[Dataset records]
____________________

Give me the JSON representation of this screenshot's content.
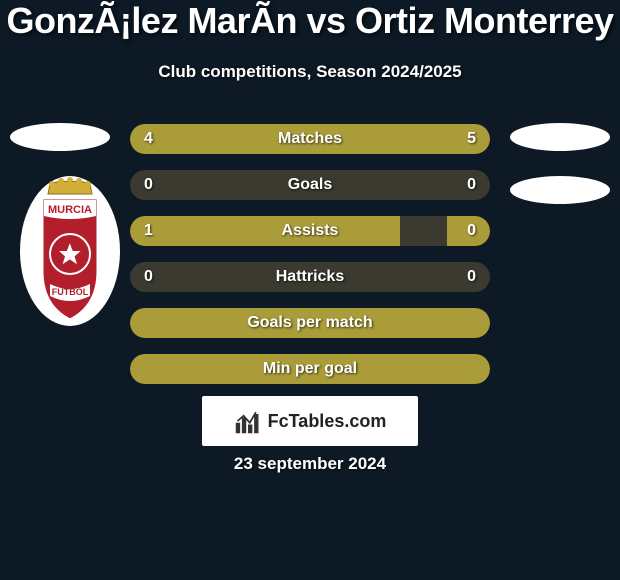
{
  "title": "GonzÃ¡lez MarÃ­n vs Ortiz Monterrey",
  "subtitle": "Club competitions, Season 2024/2025",
  "date": "23 september 2024",
  "site": "FcTables.com",
  "colors": {
    "accent": "#aa9c39",
    "track": "#3a3a30",
    "bg": "#0d1a26",
    "text": "#ffffff"
  },
  "crest": {
    "top_text": "MURCIA",
    "bottom_text": "FUTBOL",
    "shield_color": "#b31e2d",
    "border_color": "#ffffff",
    "crown_color": "#d4af37"
  },
  "rows": [
    {
      "label": "Matches",
      "left": "4",
      "right": "5",
      "left_pct": 44,
      "right_pct": 56
    },
    {
      "label": "Goals",
      "left": "0",
      "right": "0",
      "left_pct": 0,
      "right_pct": 0
    },
    {
      "label": "Assists",
      "left": "1",
      "right": "0",
      "left_pct": 75,
      "right_pct": 12
    },
    {
      "label": "Hattricks",
      "left": "0",
      "right": "0",
      "left_pct": 0,
      "right_pct": 0
    },
    {
      "label": "Goals per match",
      "left": "",
      "right": "",
      "left_pct": 100,
      "right_pct": 0,
      "full": true
    },
    {
      "label": "Min per goal",
      "left": "",
      "right": "",
      "left_pct": 100,
      "right_pct": 0,
      "full": true
    }
  ]
}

____________________

**DIRECTION**
Repeat the material exactly as it reads, without any of its pictures.

**FINAL RESULT**
Give me the JSON representation of this screenshot's content.
{
  "title": "GonzÃ¡lez MarÃ­n vs Ortiz Monterrey",
  "subtitle": "Club competitions, Season 2024/2025",
  "date": "23 september 2024",
  "site": "FcTables.com",
  "colors": {
    "accent": "#aa9c39",
    "track": "#3a3a30",
    "bg": "#0d1a26",
    "text": "#ffffff"
  },
  "crest": {
    "top_text": "MURCIA",
    "bottom_text": "FUTBOL",
    "shield_color": "#b31e2d",
    "border_color": "#ffffff",
    "crown_color": "#d4af37"
  },
  "rows": [
    {
      "label": "Matches",
      "left": "4",
      "right": "5",
      "left_pct": 44,
      "right_pct": 56
    },
    {
      "label": "Goals",
      "left": "0",
      "right": "0",
      "left_pct": 0,
      "right_pct": 0
    },
    {
      "label": "Assists",
      "left": "1",
      "right": "0",
      "left_pct": 75,
      "right_pct": 12
    },
    {
      "label": "Hattricks",
      "left": "0",
      "right": "0",
      "left_pct": 0,
      "right_pct": 0
    },
    {
      "label": "Goals per match",
      "left": "",
      "right": "",
      "left_pct": 100,
      "right_pct": 0,
      "full": true
    },
    {
      "label": "Min per goal",
      "left": "",
      "right": "",
      "left_pct": 100,
      "right_pct": 0,
      "full": true
    }
  ]
}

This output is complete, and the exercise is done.